_WHAT THE TASK REQUIRES:_
Report every line in the listing that contains the string "name".

_EXERCISE MATERIALS:_
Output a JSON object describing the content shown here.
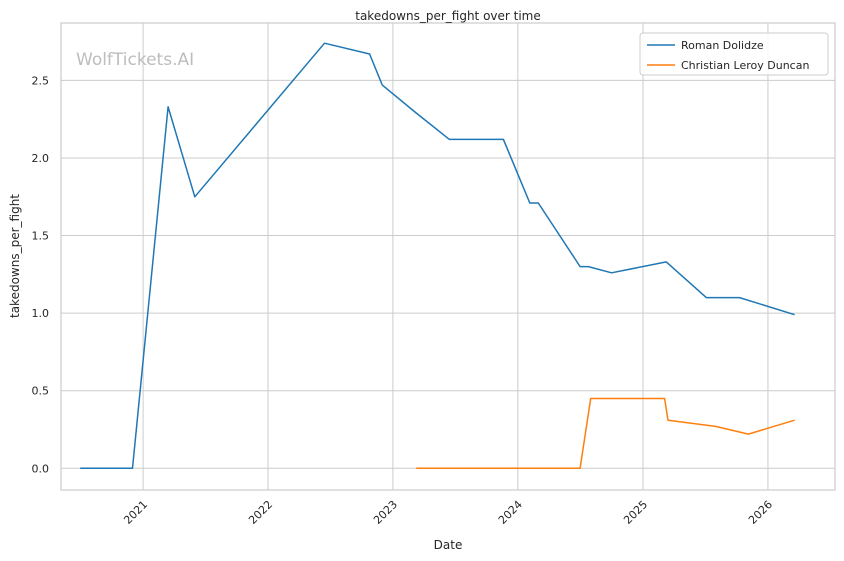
{
  "chart_data": {
    "type": "line",
    "title": "takedowns_per_fight over time",
    "xlabel": "Date",
    "ylabel": "takedowns_per_fight",
    "watermark": "WolfTickets.AI",
    "x_ticks": [
      "2021",
      "2022",
      "2023",
      "2024",
      "2025",
      "2026"
    ],
    "y_ticks": [
      "0.0",
      "0.5",
      "1.0",
      "1.5",
      "2.0",
      "2.5"
    ],
    "xlim": [
      "2020-05-06",
      "2026-07-16"
    ],
    "ylim": [
      -0.14,
      2.87
    ],
    "grid": true,
    "legend_position": "top-right",
    "series": [
      {
        "name": "Roman Dolidze",
        "color": "#1f77b4",
        "points": [
          [
            "2020-07-01",
            0.0
          ],
          [
            "2020-12-01",
            0.0
          ],
          [
            "2021-03-15",
            2.33
          ],
          [
            "2021-06-01",
            1.75
          ],
          [
            "2022-06-15",
            2.74
          ],
          [
            "2022-10-25",
            2.67
          ],
          [
            "2022-12-01",
            2.47
          ],
          [
            "2023-03-10",
            2.29
          ],
          [
            "2023-06-15",
            2.12
          ],
          [
            "2023-11-20",
            2.12
          ],
          [
            "2024-02-05",
            1.71
          ],
          [
            "2024-03-01",
            1.71
          ],
          [
            "2024-07-01",
            1.3
          ],
          [
            "2024-07-25",
            1.3
          ],
          [
            "2024-10-01",
            1.26
          ],
          [
            "2025-03-10",
            1.33
          ],
          [
            "2025-07-05",
            1.1
          ],
          [
            "2025-10-10",
            1.1
          ],
          [
            "2026-03-20",
            0.99
          ]
        ]
      },
      {
        "name": "Christian Leroy Duncan",
        "color": "#ff7f0e",
        "points": [
          [
            "2023-03-10",
            0.0
          ],
          [
            "2024-07-01",
            0.0
          ],
          [
            "2024-08-01",
            0.45
          ],
          [
            "2025-03-05",
            0.45
          ],
          [
            "2025-03-15",
            0.31
          ],
          [
            "2025-08-01",
            0.27
          ],
          [
            "2025-11-05",
            0.22
          ],
          [
            "2026-03-20",
            0.31
          ]
        ]
      }
    ]
  }
}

_RESPONSE TO THIS EXERCISE:_
        "name": "Roman Dolidze",
        "name": "Christian Leroy Duncan",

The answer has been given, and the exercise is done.